● OBJECTIVE
Each line below is to be written out in full, exactly as shown.

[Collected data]

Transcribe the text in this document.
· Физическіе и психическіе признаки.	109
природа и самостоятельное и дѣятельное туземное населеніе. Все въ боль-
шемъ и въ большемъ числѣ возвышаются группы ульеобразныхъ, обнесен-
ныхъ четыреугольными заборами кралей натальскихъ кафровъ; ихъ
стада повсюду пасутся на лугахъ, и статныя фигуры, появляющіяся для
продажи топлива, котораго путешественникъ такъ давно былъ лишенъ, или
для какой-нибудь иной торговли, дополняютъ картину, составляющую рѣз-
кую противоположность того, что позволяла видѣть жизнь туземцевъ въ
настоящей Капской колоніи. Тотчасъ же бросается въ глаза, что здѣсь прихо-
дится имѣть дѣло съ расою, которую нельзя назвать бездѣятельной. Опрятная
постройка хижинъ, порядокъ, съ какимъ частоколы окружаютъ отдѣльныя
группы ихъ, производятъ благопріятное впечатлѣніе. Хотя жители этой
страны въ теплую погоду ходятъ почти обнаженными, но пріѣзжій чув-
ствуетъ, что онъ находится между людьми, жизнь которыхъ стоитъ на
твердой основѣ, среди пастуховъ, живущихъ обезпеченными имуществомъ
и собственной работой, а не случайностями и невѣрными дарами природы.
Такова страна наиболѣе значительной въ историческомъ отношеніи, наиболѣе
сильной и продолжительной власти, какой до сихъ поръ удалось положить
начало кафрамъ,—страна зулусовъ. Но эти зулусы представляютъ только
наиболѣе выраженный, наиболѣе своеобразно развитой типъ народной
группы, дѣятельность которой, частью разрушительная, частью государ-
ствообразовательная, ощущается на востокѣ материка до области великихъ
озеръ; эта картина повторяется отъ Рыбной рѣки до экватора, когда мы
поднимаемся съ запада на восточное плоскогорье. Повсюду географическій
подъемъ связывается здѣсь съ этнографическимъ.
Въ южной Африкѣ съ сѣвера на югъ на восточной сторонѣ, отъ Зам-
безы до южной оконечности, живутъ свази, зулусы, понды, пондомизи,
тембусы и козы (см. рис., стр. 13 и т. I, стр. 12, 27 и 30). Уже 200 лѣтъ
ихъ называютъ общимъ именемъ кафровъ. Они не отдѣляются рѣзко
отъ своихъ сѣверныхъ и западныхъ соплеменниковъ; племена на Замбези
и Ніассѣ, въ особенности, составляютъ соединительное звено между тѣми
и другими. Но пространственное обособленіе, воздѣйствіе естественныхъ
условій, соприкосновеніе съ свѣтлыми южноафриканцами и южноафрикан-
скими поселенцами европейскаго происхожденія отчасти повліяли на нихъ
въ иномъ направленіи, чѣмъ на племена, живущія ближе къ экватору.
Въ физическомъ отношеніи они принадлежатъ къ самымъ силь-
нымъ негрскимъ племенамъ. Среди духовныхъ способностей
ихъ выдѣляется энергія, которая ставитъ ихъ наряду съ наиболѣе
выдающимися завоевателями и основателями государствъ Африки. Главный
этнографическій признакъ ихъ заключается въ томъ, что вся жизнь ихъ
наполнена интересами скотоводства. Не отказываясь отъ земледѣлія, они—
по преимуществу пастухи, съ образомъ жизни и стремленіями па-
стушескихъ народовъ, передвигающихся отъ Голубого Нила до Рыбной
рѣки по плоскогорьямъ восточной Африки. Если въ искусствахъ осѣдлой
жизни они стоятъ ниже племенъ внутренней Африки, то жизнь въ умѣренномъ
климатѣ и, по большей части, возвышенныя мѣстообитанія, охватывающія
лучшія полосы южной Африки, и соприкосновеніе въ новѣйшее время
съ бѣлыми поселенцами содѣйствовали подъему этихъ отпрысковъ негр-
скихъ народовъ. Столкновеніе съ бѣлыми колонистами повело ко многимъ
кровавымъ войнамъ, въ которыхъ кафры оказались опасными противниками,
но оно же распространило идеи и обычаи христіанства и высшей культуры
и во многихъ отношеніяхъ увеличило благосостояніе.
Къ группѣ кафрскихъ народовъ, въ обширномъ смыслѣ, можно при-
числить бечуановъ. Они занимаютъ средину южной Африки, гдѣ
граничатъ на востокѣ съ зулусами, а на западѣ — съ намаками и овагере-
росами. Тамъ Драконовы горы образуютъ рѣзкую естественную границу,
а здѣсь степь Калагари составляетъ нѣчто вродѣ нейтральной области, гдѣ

● EXERCISE ANSWER
Transcribe the text in this document.
· Физическіе и психическіе признаки.	109
природа и самостоятельное и дѣятельное туземное населеніе. Все въ боль-
шемъ и въ большемъ числѣ возвышаются группы ульеобразныхъ, обнесен-
ныхъ четыреугольными заборами кралей натальскихъ кафровъ; ихъ
стада повсюду пасутся на лугахъ, и статныя фигуры, появляющіяся для
продажи топлива, котораго путешественникъ такъ давно былъ лишенъ, или
для какой-нибудь иной торговли, дополняютъ картину, составляющую рѣз-
кую противоположность того, что позволяла видѣть жизнь туземцевъ въ
настоящей Капской колоніи. Тотчасъ же бросается въ глаза, что здѣсь прихо-
дится имѣть дѣло съ расою, которую нельзя назвать бездѣятельной. Опрятная
постройка хижинъ, порядокъ, съ какимъ частоколы окружаютъ отдѣльныя
группы ихъ, производятъ благопріятное впечатлѣніе. Хотя жители этой
страны въ теплую погоду ходятъ почти обнаженными, но пріѣзжій чув-
ствуетъ, что онъ находится между людьми, жизнь которыхъ стоитъ на
твердой основѣ, среди пастуховъ, живущихъ обезпеченными имуществомъ
и собственной работой, а не случайностями и невѣрными дарами природы.
Такова страна наиболѣе значительной въ историческомъ отношеніи, наиболѣе
сильной и продолжительной власти, какой до сихъ поръ удалось положить
начало кафрамъ,—страна зулусовъ. Но эти зулусы представляютъ только
наиболѣе выраженный, наиболѣе своеобразно развитой типъ народной
группы, дѣятельность которой, частью разрушительная, частью государ-
ствообразовательная, ощущается на востокѣ материка до области великихъ
озеръ; эта картина повторяется отъ Рыбной рѣки до экватора, когда мы
поднимаемся съ запада на восточное плоскогорье. Повсюду географическій
подъемъ связывается здѣсь съ этнографическимъ.
Въ южной Африкѣ съ сѣвера на югъ на восточной сторонѣ, отъ Зам-
безы до южной оконечности, живутъ свази, зулусы, понды, пондомизи,
тембусы и козы (см. рис., стр. 13 и т. I, стр. 12, 27 и 30). Уже 200 лѣтъ
ихъ называютъ общимъ именемъ кафровъ. Они не отдѣляются рѣзко
отъ своихъ сѣверныхъ и западныхъ соплеменниковъ; племена на Замбези
и Ніассѣ, въ особенности, составляютъ соединительное звено между тѣми
и другими. Но пространственное обособленіе, воздѣйствіе естественныхъ
условій, соприкосновеніе съ свѣтлыми южноафриканцами и южноафрикан-
скими поселенцами европейскаго происхожденія отчасти повліяли на нихъ
въ иномъ направленіи, чѣмъ на племена, живущія ближе къ экватору.
Въ физическомъ отношеніи они принадлежатъ къ самымъ силь-
нымъ негрскимъ племенамъ. Среди духовныхъ способностей
ихъ выдѣляется энергія, которая ставитъ ихъ наряду съ наиболѣе
выдающимися завоевателями и основателями государствъ Африки. Главный
этнографическій признакъ ихъ заключается въ томъ, что вся жизнь ихъ
наполнена интересами скотоводства. Не отказываясь отъ земледѣлія, они—
по преимуществу пастухи, съ образомъ жизни и стремленіями па-
стушескихъ народовъ, передвигающихся отъ Голубого Нила до Рыбной
рѣки по плоскогорьямъ восточной Африки. Если въ искусствахъ осѣдлой
жизни они стоятъ ниже племенъ внутренней Африки, то жизнь въ умѣренномъ
климатѣ и, по большей части, возвышенныя мѣстообитанія, охватывающія
лучшія полосы южной Африки, и соприкосновеніе въ новѣйшее время
съ бѣлыми поселенцами содѣйствовали подъему этихъ отпрысковъ негр-
скихъ народовъ. Столкновеніе съ бѣлыми колонистами повело ко многимъ
кровавымъ войнамъ, въ которыхъ кафры оказались опасными противниками,
но оно же распространило идеи и обычаи христіанства и высшей культуры
и во многихъ отношеніяхъ увеличило благосостояніе.
Къ группѣ кафрскихъ народовъ, въ обширномъ смыслѣ, можно при-
числить бечуановъ. Они занимаютъ средину южной Африки, гдѣ
граничатъ на востокѣ съ зулусами, а на западѣ — съ намаками и овагере-
росами. Тамъ Драконовы горы образуютъ рѣзкую естественную границу,
а здѣсь степь Калагари составляетъ нѣчто вродѣ нейтральной области, гдѣ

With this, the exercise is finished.